DESCRIPTION OF THE TASK
Give every entry again, word for word and in full.

PROVIDED ENTRIES
------------------------------------------------------------------------

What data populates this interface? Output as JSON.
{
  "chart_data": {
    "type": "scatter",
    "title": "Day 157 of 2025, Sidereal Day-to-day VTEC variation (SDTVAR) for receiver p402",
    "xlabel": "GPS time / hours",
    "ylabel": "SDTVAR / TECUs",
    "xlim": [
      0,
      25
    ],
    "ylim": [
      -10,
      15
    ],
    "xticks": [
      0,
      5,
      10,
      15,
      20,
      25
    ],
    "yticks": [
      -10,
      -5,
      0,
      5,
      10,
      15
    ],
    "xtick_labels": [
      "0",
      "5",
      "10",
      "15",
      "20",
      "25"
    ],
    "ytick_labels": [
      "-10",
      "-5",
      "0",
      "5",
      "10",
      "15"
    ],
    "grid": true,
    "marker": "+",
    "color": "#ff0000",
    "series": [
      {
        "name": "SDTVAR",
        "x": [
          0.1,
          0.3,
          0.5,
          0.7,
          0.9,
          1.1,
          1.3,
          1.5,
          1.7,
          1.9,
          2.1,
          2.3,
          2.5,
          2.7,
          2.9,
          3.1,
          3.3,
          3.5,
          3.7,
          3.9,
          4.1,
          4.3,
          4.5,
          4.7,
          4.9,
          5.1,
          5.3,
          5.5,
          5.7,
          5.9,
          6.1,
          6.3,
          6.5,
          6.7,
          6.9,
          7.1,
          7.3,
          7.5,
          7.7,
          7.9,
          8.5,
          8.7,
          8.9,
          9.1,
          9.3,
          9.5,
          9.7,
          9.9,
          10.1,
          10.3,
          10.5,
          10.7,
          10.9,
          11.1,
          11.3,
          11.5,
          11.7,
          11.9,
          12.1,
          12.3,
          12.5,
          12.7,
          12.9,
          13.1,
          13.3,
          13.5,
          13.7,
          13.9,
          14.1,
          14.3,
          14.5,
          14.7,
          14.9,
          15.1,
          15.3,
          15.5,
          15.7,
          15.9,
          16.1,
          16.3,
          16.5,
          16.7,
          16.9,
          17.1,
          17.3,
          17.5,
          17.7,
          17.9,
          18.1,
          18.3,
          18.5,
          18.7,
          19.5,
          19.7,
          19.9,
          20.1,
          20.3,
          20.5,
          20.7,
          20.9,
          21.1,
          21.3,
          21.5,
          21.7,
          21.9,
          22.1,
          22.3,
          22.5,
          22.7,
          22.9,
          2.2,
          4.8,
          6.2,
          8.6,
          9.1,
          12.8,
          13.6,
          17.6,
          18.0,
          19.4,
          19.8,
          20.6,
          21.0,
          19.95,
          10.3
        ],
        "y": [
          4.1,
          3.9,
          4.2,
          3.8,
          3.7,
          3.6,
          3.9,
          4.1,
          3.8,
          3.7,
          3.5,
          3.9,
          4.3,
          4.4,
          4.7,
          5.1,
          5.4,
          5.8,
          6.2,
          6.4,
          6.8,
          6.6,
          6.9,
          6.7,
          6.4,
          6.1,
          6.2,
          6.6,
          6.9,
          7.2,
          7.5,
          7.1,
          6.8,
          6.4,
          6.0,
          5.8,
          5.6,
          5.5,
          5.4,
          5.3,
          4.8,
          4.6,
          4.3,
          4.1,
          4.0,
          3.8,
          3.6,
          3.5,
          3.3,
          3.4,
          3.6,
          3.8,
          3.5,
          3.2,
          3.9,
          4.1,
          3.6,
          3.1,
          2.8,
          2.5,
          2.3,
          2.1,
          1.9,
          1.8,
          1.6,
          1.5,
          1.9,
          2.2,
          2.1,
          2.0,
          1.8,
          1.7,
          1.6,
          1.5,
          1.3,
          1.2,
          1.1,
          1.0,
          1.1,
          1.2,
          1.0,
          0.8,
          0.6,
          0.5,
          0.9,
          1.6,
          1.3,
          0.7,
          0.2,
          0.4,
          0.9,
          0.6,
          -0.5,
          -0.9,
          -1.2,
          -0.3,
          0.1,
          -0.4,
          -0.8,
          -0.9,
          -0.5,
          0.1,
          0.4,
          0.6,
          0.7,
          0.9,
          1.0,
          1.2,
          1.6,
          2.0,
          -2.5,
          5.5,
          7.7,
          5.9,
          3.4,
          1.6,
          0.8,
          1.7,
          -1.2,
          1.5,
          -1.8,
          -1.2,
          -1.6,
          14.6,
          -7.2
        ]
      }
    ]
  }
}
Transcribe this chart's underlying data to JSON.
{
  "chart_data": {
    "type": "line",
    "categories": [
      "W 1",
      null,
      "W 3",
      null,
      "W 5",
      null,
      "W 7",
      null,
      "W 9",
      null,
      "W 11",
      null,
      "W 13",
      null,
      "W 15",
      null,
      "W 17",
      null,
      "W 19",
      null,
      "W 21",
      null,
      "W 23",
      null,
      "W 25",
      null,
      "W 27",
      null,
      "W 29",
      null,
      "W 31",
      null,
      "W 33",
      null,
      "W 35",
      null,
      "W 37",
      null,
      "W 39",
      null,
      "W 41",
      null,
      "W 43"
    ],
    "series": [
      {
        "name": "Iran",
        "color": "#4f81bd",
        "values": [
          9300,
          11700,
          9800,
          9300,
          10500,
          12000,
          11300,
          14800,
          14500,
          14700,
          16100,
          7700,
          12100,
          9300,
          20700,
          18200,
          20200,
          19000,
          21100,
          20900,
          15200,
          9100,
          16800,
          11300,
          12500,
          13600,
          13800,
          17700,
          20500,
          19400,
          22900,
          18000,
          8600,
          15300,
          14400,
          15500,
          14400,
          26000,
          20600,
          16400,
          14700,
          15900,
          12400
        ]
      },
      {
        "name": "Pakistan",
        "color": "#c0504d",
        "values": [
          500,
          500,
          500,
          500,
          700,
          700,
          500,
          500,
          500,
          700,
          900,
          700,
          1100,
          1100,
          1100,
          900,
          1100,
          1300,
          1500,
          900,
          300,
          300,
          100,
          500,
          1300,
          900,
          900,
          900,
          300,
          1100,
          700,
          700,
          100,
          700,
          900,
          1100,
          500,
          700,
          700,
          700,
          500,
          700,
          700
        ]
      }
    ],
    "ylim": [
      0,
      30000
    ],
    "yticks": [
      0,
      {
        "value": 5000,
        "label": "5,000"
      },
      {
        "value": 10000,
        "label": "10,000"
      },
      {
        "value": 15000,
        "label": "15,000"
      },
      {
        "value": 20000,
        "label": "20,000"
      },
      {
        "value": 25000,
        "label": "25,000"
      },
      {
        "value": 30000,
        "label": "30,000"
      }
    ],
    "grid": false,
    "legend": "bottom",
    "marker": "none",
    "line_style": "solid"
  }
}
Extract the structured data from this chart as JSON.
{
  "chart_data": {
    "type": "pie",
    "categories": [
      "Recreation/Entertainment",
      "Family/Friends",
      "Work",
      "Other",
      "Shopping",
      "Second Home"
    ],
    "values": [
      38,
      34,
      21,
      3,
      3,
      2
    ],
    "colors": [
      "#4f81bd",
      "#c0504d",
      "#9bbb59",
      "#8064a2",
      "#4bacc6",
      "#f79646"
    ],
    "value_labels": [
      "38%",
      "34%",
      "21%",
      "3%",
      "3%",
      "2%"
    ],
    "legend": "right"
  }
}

------------------------------------------------------------------------

EXERCISE SOLUTION
What data populates this interface? Output as JSON.
{
  "chart_data": {
    "type": "scatter",
    "title": "Day 157 of 2025, Sidereal Day-to-day VTEC variation (SDTVAR) for receiver p402",
    "xlabel": "GPS time / hours",
    "ylabel": "SDTVAR / TECUs",
    "xlim": [
      0,
      25
    ],
    "ylim": [
      -10,
      15
    ],
    "xticks": [
      0,
      5,
      10,
      15,
      20,
      25
    ],
    "yticks": [
      -10,
      -5,
      0,
      5,
      10,
      15
    ],
    "xtick_labels": [
      "0",
      "5",
      "10",
      "15",
      "20",
      "25"
    ],
    "ytick_labels": [
      "-10",
      "-5",
      "0",
      "5",
      "10",
      "15"
    ],
    "grid": true,
    "marker": "+",
    "color": "#ff0000",
    "series": [
      {
        "name": "SDTVAR",
        "x": [
          0.1,
          0.3,
          0.5,
          0.7,
          0.9,
          1.1,
          1.3,
          1.5,
          1.7,
          1.9,
          2.1,
          2.3,
          2.5,
          2.7,
          2.9,
          3.1,
          3.3,
          3.5,
          3.7,
          3.9,
          4.1,
          4.3,
          4.5,
          4.7,
          4.9,
          5.1,
          5.3,
          5.5,
          5.7,
          5.9,
          6.1,
          6.3,
          6.5,
          6.7,
          6.9,
          7.1,
          7.3,
          7.5,
          7.7,
          7.9,
          8.5,
          8.7,
          8.9,
          9.1,
          9.3,
          9.5,
          9.7,
          9.9,
          10.1,
          10.3,
          10.5,
          10.7,
          10.9,
          11.1,
          11.3,
          11.5,
          11.7,
          11.9,
          12.1,
          12.3,
          12.5,
          12.7,
          12.9,
          13.1,
          13.3,
          13.5,
          13.7,
          13.9,
          14.1,
          14.3,
          14.5,
          14.7,
          14.9,
          15.1,
          15.3,
          15.5,
          15.7,
          15.9,
          16.1,
          16.3,
          16.5,
          16.7,
          16.9,
          17.1,
          17.3,
          17.5,
          17.7,
          17.9,
          18.1,
          18.3,
          18.5,
          18.7,
          19.5,
          19.7,
          19.9,
          20.1,
          20.3,
          20.5,
          20.7,
          20.9,
          21.1,
          21.3,
          21.5,
          21.7,
          21.9,
          22.1,
          22.3,
          22.5,
          22.7,
          22.9,
          2.2,
          4.8,
          6.2,
          8.6,
          9.1,
          12.8,
          13.6,
          17.6,
          18.0,
          19.4,
          19.8,
          20.6,
          21.0,
          19.95,
          10.3
        ],
        "y": [
          4.1,
          3.9,
          4.2,
          3.8,
          3.7,
          3.6,
          3.9,
          4.1,
          3.8,
          3.7,
          3.5,
          3.9,
          4.3,
          4.4,
          4.7,
          5.1,
          5.4,
          5.8,
          6.2,
          6.4,
          6.8,
          6.6,
          6.9,
          6.7,
          6.4,
          6.1,
          6.2,
          6.6,
          6.9,
          7.2,
          7.5,
          7.1,
          6.8,
          6.4,
          6.0,
          5.8,
          5.6,
          5.5,
          5.4,
          5.3,
          4.8,
          4.6,
          4.3,
          4.1,
          4.0,
          3.8,
          3.6,
          3.5,
          3.3,
          3.4,
          3.6,
          3.8,
          3.5,
          3.2,
          3.9,
          4.1,
          3.6,
          3.1,
          2.8,
          2.5,
          2.3,
          2.1,
          1.9,
          1.8,
          1.6,
          1.5,
          1.9,
          2.2,
          2.1,
          2.0,
          1.8,
          1.7,
          1.6,
          1.5,
          1.3,
          1.2,
          1.1,
          1.0,
          1.1,
          1.2,
          1.0,
          0.8,
          0.6,
          0.5,
          0.9,
          1.6,
          1.3,
          0.7,
          0.2,
          0.4,
          0.9,
          0.6,
          -0.5,
          -0.9,
          -1.2,
          -0.3,
          0.1,
          -0.4,
          -0.8,
          -0.9,
          -0.5,
          0.1,
          0.4,
          0.6,
          0.7,
          0.9,
          1.0,
          1.2,
          1.6,
          2.0,
          -2.5,
          5.5,
          7.7,
          5.9,
          3.4,
          1.6,
          0.8,
          1.7,
          -1.2,
          1.5,
          -1.8,
          -1.2,
          -1.6,
          14.6,
          -7.2
        ]
      }
    ]
  }
}
Transcribe this chart's underlying data to JSON.
{
  "chart_data": {
    "type": "line",
    "categories": [
      "W 1",
      null,
      "W 3",
      null,
      "W 5",
      null,
      "W 7",
      null,
      "W 9",
      null,
      "W 11",
      null,
      "W 13",
      null,
      "W 15",
      null,
      "W 17",
      null,
      "W 19",
      null,
      "W 21",
      null,
      "W 23",
      null,
      "W 25",
      null,
      "W 27",
      null,
      "W 29",
      null,
      "W 31",
      null,
      "W 33",
      null,
      "W 35",
      null,
      "W 37",
      null,
      "W 39",
      null,
      "W 41",
      null,
      "W 43"
    ],
    "series": [
      {
        "name": "Iran",
        "color": "#4f81bd",
        "values": [
          9300,
          11700,
          9800,
          9300,
          10500,
          12000,
          11300,
          14800,
          14500,
          14700,
          16100,
          7700,
          12100,
          9300,
          20700,
          18200,
          20200,
          19000,
          21100,
          20900,
          15200,
          9100,
          16800,
          11300,
          12500,
          13600,
          13800,
          17700,
          20500,
          19400,
          22900,
          18000,
          8600,
          15300,
          14400,
          15500,
          14400,
          26000,
          20600,
          16400,
          14700,
          15900,
          12400
        ]
      },
      {
        "name": "Pakistan",
        "color": "#c0504d",
        "values": [
          500,
          500,
          500,
          500,
          700,
          700,
          500,
          500,
          500,
          700,
          900,
          700,
          1100,
          1100,
          1100,
          900,
          1100,
          1300,
          1500,
          900,
          300,
          300,
          100,
          500,
          1300,
          900,
          900,
          900,
          300,
          1100,
          700,
          700,
          100,
          700,
          900,
          1100,
          500,
          700,
          700,
          700,
          500,
          700,
          700
        ]
      }
    ],
    "ylim": [
      0,
      30000
    ],
    "yticks": [
      0,
      {
        "value": 5000,
        "label": "5,000"
      },
      {
        "value": 10000,
        "label": "10,000"
      },
      {
        "value": 15000,
        "label": "15,000"
      },
      {
        "value": 20000,
        "label": "20,000"
      },
      {
        "value": 25000,
        "label": "25,000"
      },
      {
        "value": 30000,
        "label": "30,000"
      }
    ],
    "grid": false,
    "legend": "bottom",
    "marker": "none",
    "line_style": "solid"
  }
}
Extract the structured data from this chart as JSON.
{
  "chart_data": {
    "type": "pie",
    "categories": [
      "Recreation/Entertainment",
      "Family/Friends",
      "Work",
      "Other",
      "Shopping",
      "Second Home"
    ],
    "values": [
      38,
      34,
      21,
      3,
      3,
      2
    ],
    "colors": [
      "#4f81bd",
      "#c0504d",
      "#9bbb59",
      "#8064a2",
      "#4bacc6",
      "#f79646"
    ],
    "value_labels": [
      "38%",
      "34%",
      "21%",
      "3%",
      "3%",
      "2%"
    ],
    "legend": "right"
  }
}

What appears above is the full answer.